— Begin DATASET ROWS —
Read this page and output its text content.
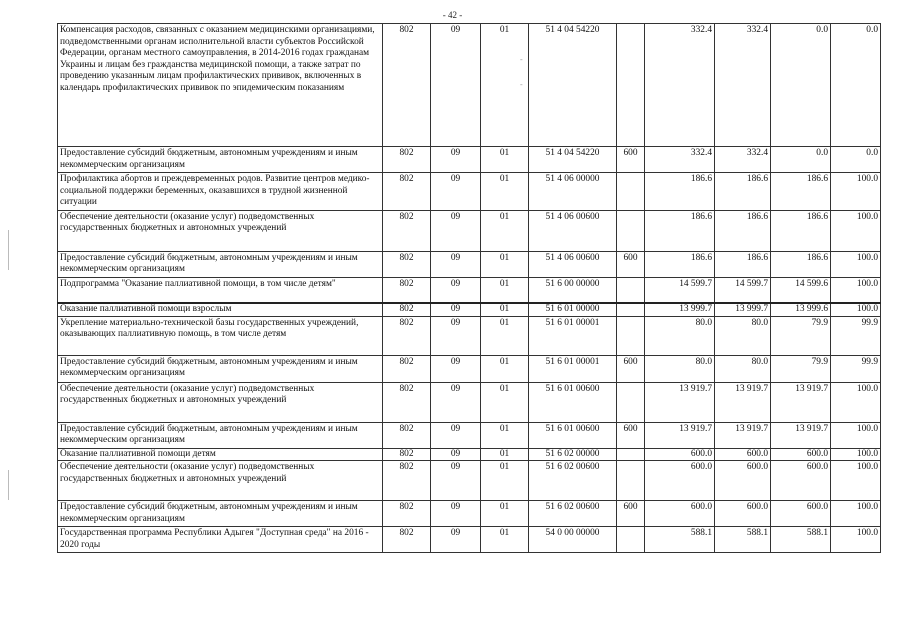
- 42 -
-
-
Компенсация расходов, связанных с оказанием медицинскими организациями, подведомственными органам исполнительной власти субъектов Российской Федерации, органам местного самоуправления, в 2014-2016 годах гражданам Украины и лицам без гражданства медицинской помощи, а также затрат по проведению указанным лицам профилактических прививок, включенных в календарь профилактических прививок по эпидемическим показаниям	802	09	01	51 4 04 54220		332.4	332.4	0.0	0.0
Предоставление субсидий бюджетным, автономным учреждениям и иным некоммерческим организациям	802	09	01	51 4 04 54220	600	332.4	332.4	0.0	0.0
Профилактика абортов и преждевременных родов. Развитие центров медико-социальной поддержки беременных, оказавшихся в трудной жизненной ситуации	802	09	01	51 4 06 00000		186.6	186.6	186.6	100.0
Обеспечение деятельности (оказание услуг) подведомственных государственных бюджетных и автономных учреждений	802	09	01	51 4 06 00600		186.6	186.6	186.6	100.0
Предоставление субсидий бюджетным, автономным учреждениям и иным некоммерческим организациям	802	09	01	51 4 06 00600	600	186.6	186.6	186.6	100.0
Подпрограмма "Оказание паллиативной помощи, в том числе детям"	802	09	01	51 6 00 00000		14 599.7	14 599.7	14 599.6	100.0
Оказание паллиативной помощи взрослым	802	09	01	51 6 01 00000		13 999.7	13 999.7	13 999.6	100.0
Укрепление материально-технической базы государственных учреждений, оказывающих паллиативную помощь, в том числе детям	802	09	01	51 6 01 00001		80.0	80.0	79.9	99.9
Предоставление субсидий бюджетным, автономным учреждениям и иным некоммерческим организациям	802	09	01	51 6 01 00001	600	80.0	80.0	79.9	99.9
Обеспечение деятельности (оказание услуг) подведомственных государственных бюджетных и автономных учреждений	802	09	01	51 6 01 00600		13 919.7	13 919.7	13 919.7	100.0
Предоставление субсидий бюджетным, автономным учреждениям и иным некоммерческим организациям	802	09	01	51 6 01 00600	600	13 919.7	13 919.7	13 919.7	100.0
Оказание паллиативной помощи детям	802	09	01	51 6 02 00000		600.0	600.0	600.0	100.0
Обеспечение деятельности (оказание услуг) подведомственных государственных бюджетных и автономных учреждений	802	09	01	51 6 02 00600		600.0	600.0	600.0	100.0
Предоставление субсидий бюджетным, автономным учреждениям и иным некоммерческим организациям	802	09	01	51 6 02 00600	600	600.0	600.0	600.0	100.0
Государственная программа Республики Адыгея "Доступная среда" на 2016 - 2020 годы	802	09	01	54 0 00 00000		588.1	588.1	588.1	100.0
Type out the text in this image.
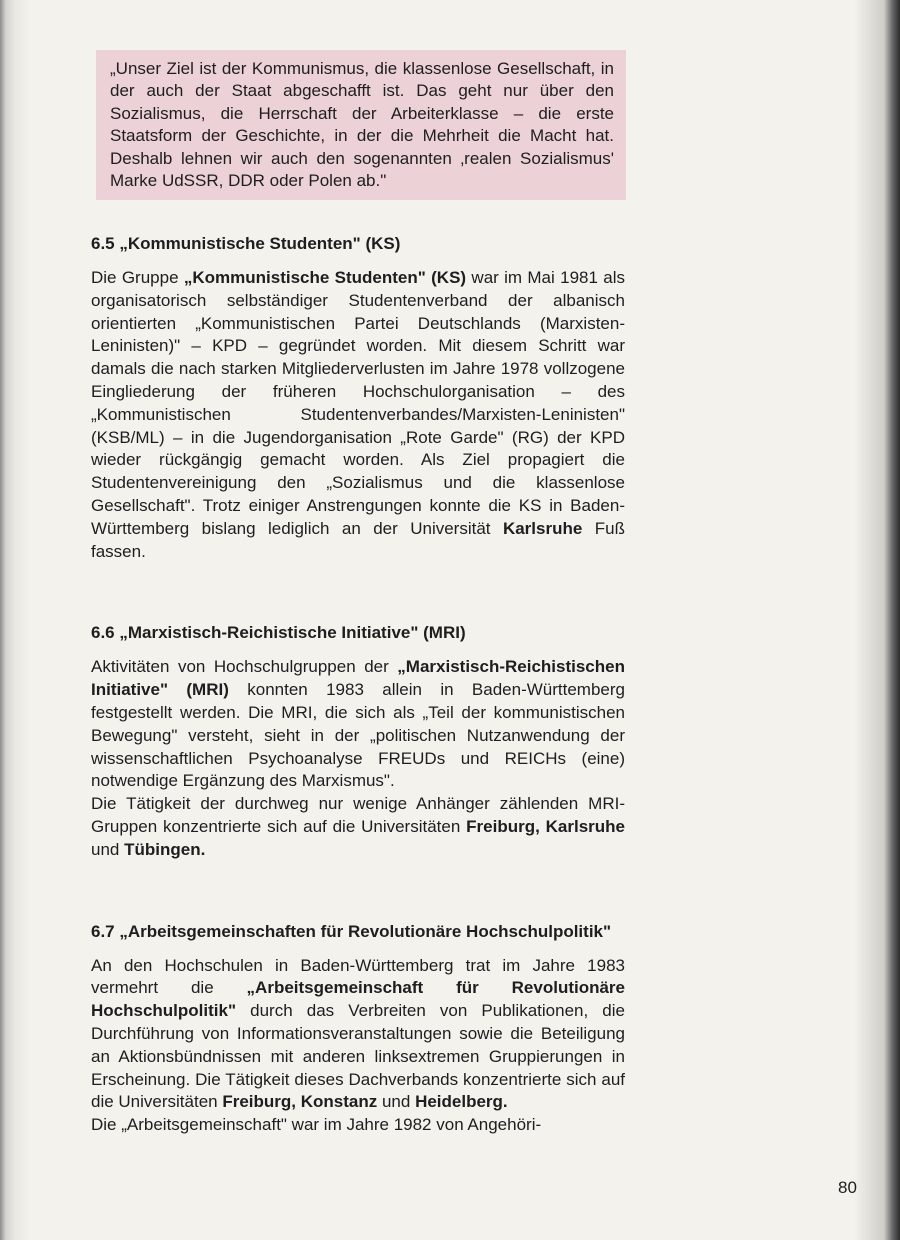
„Unser Ziel ist der Kommunismus, die klassenlose Gesellschaft, in der auch der Staat abgeschafft ist. Das geht nur über den Sozialismus, die Herrschaft der Arbeiterklasse – die erste Staatsform der Geschichte, in der die Mehrheit die Macht hat. Deshalb lehnen wir auch den sogenannten ‚realen Sozialismus' Marke UdSSR, DDR oder Polen ab."

6.5 „Kommunistische Studenten" (KS)

Die Gruppe „Kommunistische Studenten" (KS) war im Mai 1981 als organisatorisch selbständiger Studentenverband der albanisch orientierten „Kommunistischen Partei Deutschlands (Marxisten-Leninisten)" – KPD – gegründet worden. Mit diesem Schritt war damals die nach starken Mitgliederverlusten im Jahre 1978 vollzogene Eingliederung der früheren Hochschulorganisation – des „Kommunistischen Studentenverbandes/Marxisten-Leninisten" (KSB/ML) – in die Jugendorganisation „Rote Garde" (RG) der KPD wieder rückgängig gemacht worden. Als Ziel propagiert die Studentenvereinigung den „Sozialismus und die klassenlose Gesellschaft". Trotz einiger Anstrengungen konnte die KS in Baden-Württemberg bislang lediglich an der Universität Karlsruhe Fuß fassen.

6.6 „Marxistisch-Reichistische Initiative" (MRI)

Aktivitäten von Hochschulgruppen der „Marxistisch-Reichistischen Initiative" (MRI) konnten 1983 allein in Baden-Württemberg festgestellt werden. Die MRI, die sich als „Teil der kommunistischen Bewegung" versteht, sieht in der „politischen Nutzanwendung der wissenschaftlichen Psychoanalyse FREUDs und REICHs (eine) notwendige Ergänzung des Marxismus".

Die Tätigkeit der durchweg nur wenige Anhänger zählenden MRI-Gruppen konzentrierte sich auf die Universitäten Freiburg, Karlsruhe und Tübingen.

6.7 „Arbeitsgemeinschaften für Revolutionäre Hochschulpolitik"

An den Hochschulen in Baden-Württemberg trat im Jahre 1983 vermehrt die „Arbeitsgemeinschaft für Revolutionäre Hochschulpolitik" durch das Verbreiten von Publikationen, die Durchführung von Informationsveranstaltungen sowie die Beteiligung an Aktionsbündnissen mit anderen linksextremen Gruppierungen in Erscheinung. Die Tätigkeit dieses Dachverbands konzentrierte sich auf die Universitäten Freiburg, Konstanz und Heidelberg.

Die „Arbeitsgemeinschaft" war im Jahre 1982 von Angehöri-

80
— End DATASET ROWS —
- [TO BE DONE]: All of the entries above should be copied exactly, except for the pictures.

- [RESPONSE TO THE TASK]:
Read this page and output its text content.
- 42 -
-
-
Компенсация расходов, связанных с оказанием медицинскими организациями, подведомственными органам исполнительной власти субъектов Российской Федерации, органам местного самоуправления, в 2014-2016 годах гражданам Украины и лицам без гражданства медицинской помощи, а также затрат по проведению указанным лицам профилактических прививок, включенных в календарь профилактических прививок по эпидемическим показаниям	802	09	01	51 4 04 54220		332.4	332.4	0.0	0.0
Предоставление субсидий бюджетным, автономным учреждениям и иным некоммерческим организациям	802	09	01	51 4 04 54220	600	332.4	332.4	0.0	0.0
Профилактика абортов и преждевременных родов. Развитие центров медико-социальной поддержки беременных, оказавшихся в трудной жизненной ситуации	802	09	01	51 4 06 00000		186.6	186.6	186.6	100.0
Обеспечение деятельности (оказание услуг) подведомственных государственных бюджетных и автономных учреждений	802	09	01	51 4 06 00600		186.6	186.6	186.6	100.0
Предоставление субсидий бюджетным, автономным учреждениям и иным некоммерческим организациям	802	09	01	51 4 06 00600	600	186.6	186.6	186.6	100.0
Подпрограмма "Оказание паллиативной помощи, в том числе детям"	802	09	01	51 6 00 00000		14 599.7	14 599.7	14 599.6	100.0
Оказание паллиативной помощи взрослым	802	09	01	51 6 01 00000		13 999.7	13 999.7	13 999.6	100.0
Укрепление материально-технической базы государственных учреждений, оказывающих паллиативную помощь, в том числе детям	802	09	01	51 6 01 00001		80.0	80.0	79.9	99.9
Предоставление субсидий бюджетным, автономным учреждениям и иным некоммерческим организациям	802	09	01	51 6 01 00001	600	80.0	80.0	79.9	99.9
Обеспечение деятельности (оказание услуг) подведомственных государственных бюджетных и автономных учреждений	802	09	01	51 6 01 00600		13 919.7	13 919.7	13 919.7	100.0
Предоставление субсидий бюджетным, автономным учреждениям и иным некоммерческим организациям	802	09	01	51 6 01 00600	600	13 919.7	13 919.7	13 919.7	100.0
Оказание паллиативной помощи детям	802	09	01	51 6 02 00000		600.0	600.0	600.0	100.0
Обеспечение деятельности (оказание услуг) подведомственных государственных бюджетных и автономных учреждений	802	09	01	51 6 02 00600		600.0	600.0	600.0	100.0
Предоставление субсидий бюджетным, автономным учреждениям и иным некоммерческим организациям	802	09	01	51 6 02 00600	600	600.0	600.0	600.0	100.0
Государственная программа Республики Адыгея "Доступная среда" на 2016 - 2020 годы	802	09	01	54 0 00 00000		588.1	588.1	588.1	100.0
Type out the text in this image.
„Unser Ziel ist der Kommunismus, die klassenlose Gesellschaft, in der auch der Staat abgeschafft ist. Das geht nur über den Sozialismus, die Herrschaft der Arbeiterklasse – die erste Staatsform der Geschichte, in der die Mehrheit die Macht hat. Deshalb lehnen wir auch den sogenannten ‚realen Sozialismus' Marke UdSSR, DDR oder Polen ab."

6.5 „Kommunistische Studenten" (KS)

Die Gruppe „Kommunistische Studenten" (KS) war im Mai 1981 als organisatorisch selbständiger Studentenverband der albanisch orientierten „Kommunistischen Partei Deutschlands (Marxisten-Leninisten)" – KPD – gegründet worden. Mit diesem Schritt war damals die nach starken Mitgliederverlusten im Jahre 1978 vollzogene Eingliederung der früheren Hochschulorganisation – des „Kommunistischen Studentenverbandes/Marxisten-Leninisten" (KSB/ML) – in die Jugendorganisation „Rote Garde" (RG) der KPD wieder rückgängig gemacht worden. Als Ziel propagiert die Studentenvereinigung den „Sozialismus und die klassenlose Gesellschaft". Trotz einiger Anstrengungen konnte die KS in Baden-Württemberg bislang lediglich an der Universität Karlsruhe Fuß fassen.

6.6 „Marxistisch-Reichistische Initiative" (MRI)

Aktivitäten von Hochschulgruppen der „Marxistisch-Reichistischen Initiative" (MRI) konnten 1983 allein in Baden-Württemberg festgestellt werden. Die MRI, die sich als „Teil der kommunistischen Bewegung" versteht, sieht in der „politischen Nutzanwendung der wissenschaftlichen Psychoanalyse FREUDs und REICHs (eine) notwendige Ergänzung des Marxismus".

Die Tätigkeit der durchweg nur wenige Anhänger zählenden MRI-Gruppen konzentrierte sich auf die Universitäten Freiburg, Karlsruhe und Tübingen.

6.7 „Arbeitsgemeinschaften für Revolutionäre Hochschulpolitik"

An den Hochschulen in Baden-Württemberg trat im Jahre 1983 vermehrt die „Arbeitsgemeinschaft für Revolutionäre Hochschulpolitik" durch das Verbreiten von Publikationen, die Durchführung von Informationsveranstaltungen sowie die Beteiligung an Aktionsbündnissen mit anderen linksextremen Gruppierungen in Erscheinung. Die Tätigkeit dieses Dachverbands konzentrierte sich auf die Universitäten Freiburg, Konstanz und Heidelberg.

Die „Arbeitsgemeinschaft" war im Jahre 1982 von Angehöri-

80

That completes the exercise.